*Brief*
Write the data out again exactly, dropping any images it holds.
─── Exercise materials
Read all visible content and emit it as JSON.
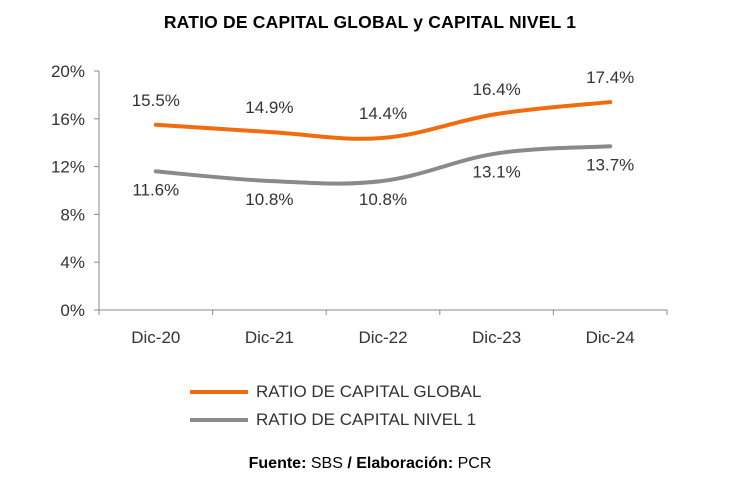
{
  "title": "RATIO DE CAPITAL GLOBAL y CAPITAL NIVEL 1",
  "source": {
    "label1": "Fuente:",
    "value1": "SBS",
    "sep": "/",
    "label2": "Elaboración:",
    "value2": "PCR"
  },
  "colors": {
    "global": "#f26b0f",
    "nivel1": "#8a8a8a",
    "axis": "#888888"
  },
  "chart_data": {
    "type": "line",
    "title": "RATIO DE CAPITAL GLOBAL y CAPITAL NIVEL 1",
    "categories": [
      "Dic-20",
      "Dic-21",
      "Dic-22",
      "Dic-23",
      "Dic-24"
    ],
    "ylim": [
      0,
      20
    ],
    "yticks": [
      "0%",
      "4%",
      "8%",
      "12%",
      "16%",
      "20%"
    ],
    "ytick_values": [
      0,
      4,
      8,
      12,
      16,
      20
    ],
    "grid": false,
    "legend": "bottom",
    "series": [
      {
        "name": "RATIO DE CAPITAL GLOBAL",
        "values": [
          15.5,
          14.9,
          14.4,
          16.4,
          17.4
        ],
        "labels": [
          "15.5%",
          "14.9%",
          "14.4%",
          "16.4%",
          "17.4%"
        ],
        "color": "#f26b0f"
      },
      {
        "name": "RATIO DE CAPITAL NIVEL 1",
        "values": [
          11.6,
          10.8,
          10.8,
          13.1,
          13.7
        ],
        "labels": [
          "11.6%",
          "10.8%",
          "10.8%",
          "13.1%",
          "13.7%"
        ],
        "color": "#8a8a8a"
      }
    ]
  }
}
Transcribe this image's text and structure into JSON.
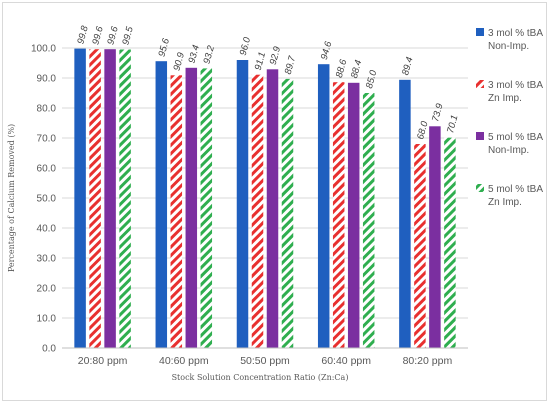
{
  "chart_data": {
    "type": "bar",
    "title": "",
    "xlabel": "Stock Solution Concentration Ratio (Zn:Ca)",
    "ylabel": "Percentage of Calcium Removed (%)",
    "categories": [
      "20:80 ppm",
      "40:60 ppm",
      "50:50 ppm",
      "60:40 ppm",
      "80:20 ppm"
    ],
    "ylim": [
      0,
      100
    ],
    "yticks": [
      "0.0",
      "10.0",
      "20.0",
      "30.0",
      "40.0",
      "50.0",
      "60.0",
      "70.0",
      "80.0",
      "90.0",
      "100.0"
    ],
    "grid": true,
    "legend_position": "right",
    "series": [
      {
        "name": "3 mol % tBA Non-Imp.",
        "legend_lines": [
          "3 mol % tBA",
          "Non-Imp."
        ],
        "color": "#1f5fbf",
        "pattern": "solid",
        "values": [
          99.8,
          95.6,
          96.0,
          94.6,
          89.4
        ],
        "labels": [
          "99.8",
          "95.6",
          "96.0",
          "94.6",
          "89.4"
        ]
      },
      {
        "name": "3 mol % tBA Zn Imp.",
        "legend_lines": [
          "3 mol % tBA",
          "Zn Imp."
        ],
        "color": "#e8302f",
        "pattern": "hatch",
        "values": [
          99.6,
          90.9,
          91.1,
          88.6,
          68.0
        ],
        "labels": [
          "99.6",
          "90.9",
          "91.1",
          "88.6",
          "68.0"
        ]
      },
      {
        "name": "5 mol % tBA Non-Imp.",
        "legend_lines": [
          "5 mol % tBA",
          "Non-Imp."
        ],
        "color": "#7b2fa0",
        "pattern": "solid",
        "values": [
          99.6,
          93.4,
          92.9,
          88.4,
          73.9
        ],
        "labels": [
          "99.6",
          "93.4",
          "92.9",
          "88.4",
          "73.9"
        ]
      },
      {
        "name": "5 mol % tBA Zn Imp.",
        "legend_lines": [
          "5 mol % tBA",
          "Zn Imp."
        ],
        "color": "#2fae4f",
        "pattern": "hatch",
        "values": [
          99.5,
          93.2,
          89.7,
          85.0,
          70.1
        ],
        "labels": [
          "99.5",
          "93.2",
          "89.7",
          "85.0",
          "70.1"
        ]
      }
    ]
  }
}
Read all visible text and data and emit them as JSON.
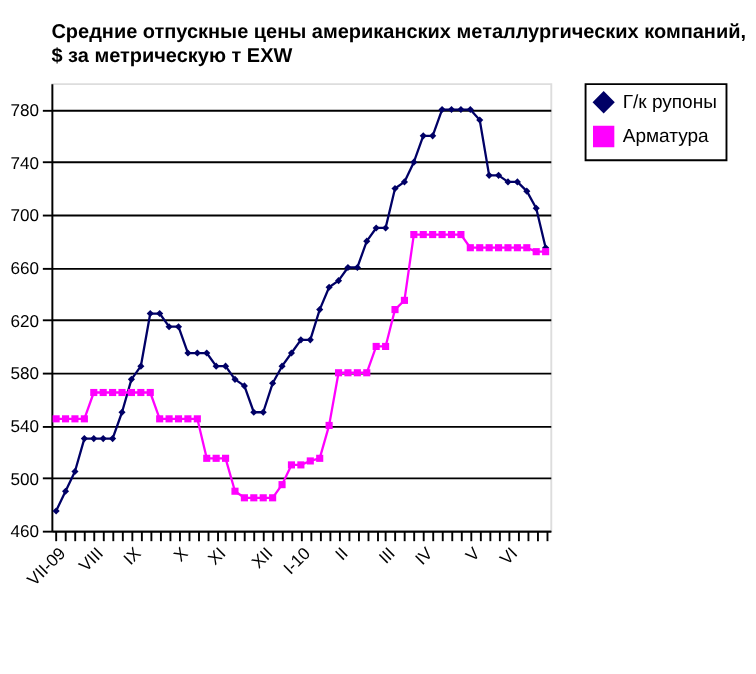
{
  "chart_data": {
    "type": "line",
    "title": [
      "Средние отпускные цены американских металлургических компаний,",
      "$ за метрическую т EXW"
    ],
    "categories": [
      "VII-09",
      null,
      null,
      null,
      "VIII",
      null,
      null,
      null,
      "IX",
      null,
      null,
      null,
      null,
      "X",
      null,
      null,
      null,
      "XI",
      null,
      null,
      null,
      null,
      "XII",
      null,
      null,
      null,
      "I-10",
      null,
      null,
      null,
      "II",
      null,
      null,
      null,
      null,
      "III",
      null,
      null,
      null,
      "IV",
      null,
      null,
      null,
      null,
      "V",
      null,
      null,
      null,
      "VI",
      null,
      null,
      null,
      null
    ],
    "series": [
      {
        "name": "Г/к рупоны",
        "color": "#000066",
        "marker": "diamond",
        "values": [
          475,
          490,
          505,
          530,
          530,
          530,
          530,
          550,
          575,
          585,
          625,
          625,
          615,
          615,
          595,
          595,
          595,
          585,
          585,
          575,
          570,
          550,
          550,
          572,
          585,
          595,
          605,
          605,
          628,
          645,
          650,
          660,
          660,
          680,
          690,
          690,
          720,
          725,
          740,
          760,
          760,
          780,
          780,
          780,
          780,
          772,
          730,
          730,
          725,
          725,
          718,
          705,
          675
        ]
      },
      {
        "name": "Арматура",
        "color": "#ff00ff",
        "marker": "square",
        "values": [
          545,
          545,
          545,
          545,
          565,
          565,
          565,
          565,
          565,
          565,
          565,
          545,
          545,
          545,
          545,
          545,
          515,
          515,
          515,
          490,
          485,
          485,
          485,
          485,
          495,
          510,
          510,
          513,
          515,
          540,
          580,
          580,
          580,
          580,
          600,
          600,
          628,
          635,
          685,
          685,
          685,
          685,
          685,
          685,
          675,
          675,
          675,
          675,
          675,
          675,
          675,
          672,
          672
        ]
      }
    ],
    "ylim": [
      460,
      800
    ],
    "yticks": [
      460,
      500,
      540,
      580,
      620,
      660,
      700,
      740,
      780
    ],
    "grid": "y",
    "legend": "right",
    "line_style": "solid"
  }
}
──────
*Task answer*
Read all visible content and emit it as JSON.
{
  "title": "RATIO DE CAPITAL GLOBAL y CAPITAL NIVEL 1",
  "source": {
    "label1": "Fuente:",
    "value1": "SBS",
    "sep": "/",
    "label2": "Elaboración:",
    "value2": "PCR"
  },
  "colors": {
    "global": "#f26b0f",
    "nivel1": "#8a8a8a",
    "axis": "#888888"
  },
  "chart_data": {
    "type": "line",
    "title": "RATIO DE CAPITAL GLOBAL y CAPITAL NIVEL 1",
    "categories": [
      "Dic-20",
      "Dic-21",
      "Dic-22",
      "Dic-23",
      "Dic-24"
    ],
    "ylim": [
      0,
      20
    ],
    "yticks": [
      "0%",
      "4%",
      "8%",
      "12%",
      "16%",
      "20%"
    ],
    "ytick_values": [
      0,
      4,
      8,
      12,
      16,
      20
    ],
    "grid": false,
    "legend": "bottom",
    "series": [
      {
        "name": "RATIO DE CAPITAL GLOBAL",
        "values": [
          15.5,
          14.9,
          14.4,
          16.4,
          17.4
        ],
        "labels": [
          "15.5%",
          "14.9%",
          "14.4%",
          "16.4%",
          "17.4%"
        ],
        "color": "#f26b0f"
      },
      {
        "name": "RATIO DE CAPITAL NIVEL 1",
        "values": [
          11.6,
          10.8,
          10.8,
          13.1,
          13.7
        ],
        "labels": [
          "11.6%",
          "10.8%",
          "10.8%",
          "13.1%",
          "13.7%"
        ],
        "color": "#8a8a8a"
      }
    ]
  }
}
Transcribe this image's text and structure into JSON.
{
  "chart_data": {
    "type": "bar",
    "title": "",
    "xlabel": "Stock Solution Concentration Ratio (Zn:Ca)",
    "ylabel": "Percentage of Calcium Removed (%)",
    "categories": [
      "20:80 ppm",
      "40:60 ppm",
      "50:50 ppm",
      "60:40 ppm",
      "80:20 ppm"
    ],
    "ylim": [
      0,
      100
    ],
    "yticks": [
      "0.0",
      "10.0",
      "20.0",
      "30.0",
      "40.0",
      "50.0",
      "60.0",
      "70.0",
      "80.0",
      "90.0",
      "100.0"
    ],
    "grid": true,
    "legend_position": "right",
    "series": [
      {
        "name": "3 mol % tBA Non-Imp.",
        "legend_lines": [
          "3 mol % tBA",
          "Non-Imp."
        ],
        "color": "#1f5fbf",
        "pattern": "solid",
        "values": [
          99.8,
          95.6,
          96.0,
          94.6,
          89.4
        ],
        "labels": [
          "99.8",
          "95.6",
          "96.0",
          "94.6",
          "89.4"
        ]
      },
      {
        "name": "3 mol % tBA Zn Imp.",
        "legend_lines": [
          "3 mol % tBA",
          "Zn Imp."
        ],
        "color": "#e8302f",
        "pattern": "hatch",
        "values": [
          99.6,
          90.9,
          91.1,
          88.6,
          68.0
        ],
        "labels": [
          "99.6",
          "90.9",
          "91.1",
          "88.6",
          "68.0"
        ]
      },
      {
        "name": "5 mol % tBA Non-Imp.",
        "legend_lines": [
          "5 mol % tBA",
          "Non-Imp."
        ],
        "color": "#7b2fa0",
        "pattern": "solid",
        "values": [
          99.6,
          93.4,
          92.9,
          88.4,
          73.9
        ],
        "labels": [
          "99.6",
          "93.4",
          "92.9",
          "88.4",
          "73.9"
        ]
      },
      {
        "name": "5 mol % tBA Zn Imp.",
        "legend_lines": [
          "5 mol % tBA",
          "Zn Imp."
        ],
        "color": "#2fae4f",
        "pattern": "hatch",
        "values": [
          99.5,
          93.2,
          89.7,
          85.0,
          70.1
        ],
        "labels": [
          "99.5",
          "93.2",
          "89.7",
          "85.0",
          "70.1"
        ]
      }
    ]
  }
}
Read all visible text and data and emit them as JSON.
{
  "chart_data": {
    "type": "line",
    "title": [
      "Средние отпускные цены американских металлургических компаний,",
      "$ за метрическую т EXW"
    ],
    "categories": [
      "VII-09",
      null,
      null,
      null,
      "VIII",
      null,
      null,
      null,
      "IX",
      null,
      null,
      null,
      null,
      "X",
      null,
      null,
      null,
      "XI",
      null,
      null,
      null,
      null,
      "XII",
      null,
      null,
      null,
      "I-10",
      null,
      null,
      null,
      "II",
      null,
      null,
      null,
      null,
      "III",
      null,
      null,
      null,
      "IV",
      null,
      null,
      null,
      null,
      "V",
      null,
      null,
      null,
      "VI",
      null,
      null,
      null,
      null
    ],
    "series": [
      {
        "name": "Г/к рупоны",
        "color": "#000066",
        "marker": "diamond",
        "values": [
          475,
          490,
          505,
          530,
          530,
          530,
          530,
          550,
          575,
          585,
          625,
          625,
          615,
          615,
          595,
          595,
          595,
          585,
          585,
          575,
          570,
          550,
          550,
          572,
          585,
          595,
          605,
          605,
          628,
          645,
          650,
          660,
          660,
          680,
          690,
          690,
          720,
          725,
          740,
          760,
          760,
          780,
          780,
          780,
          780,
          772,
          730,
          730,
          725,
          725,
          718,
          705,
          675
        ]
      },
      {
        "name": "Арматура",
        "color": "#ff00ff",
        "marker": "square",
        "values": [
          545,
          545,
          545,
          545,
          565,
          565,
          565,
          565,
          565,
          565,
          565,
          545,
          545,
          545,
          545,
          545,
          515,
          515,
          515,
          490,
          485,
          485,
          485,
          485,
          495,
          510,
          510,
          513,
          515,
          540,
          580,
          580,
          580,
          580,
          600,
          600,
          628,
          635,
          685,
          685,
          685,
          685,
          685,
          685,
          675,
          675,
          675,
          675,
          675,
          675,
          675,
          672,
          672
        ]
      }
    ],
    "ylim": [
      460,
      800
    ],
    "yticks": [
      460,
      500,
      540,
      580,
      620,
      660,
      700,
      740,
      780
    ],
    "grid": "y",
    "legend": "right",
    "line_style": "solid"
  }
}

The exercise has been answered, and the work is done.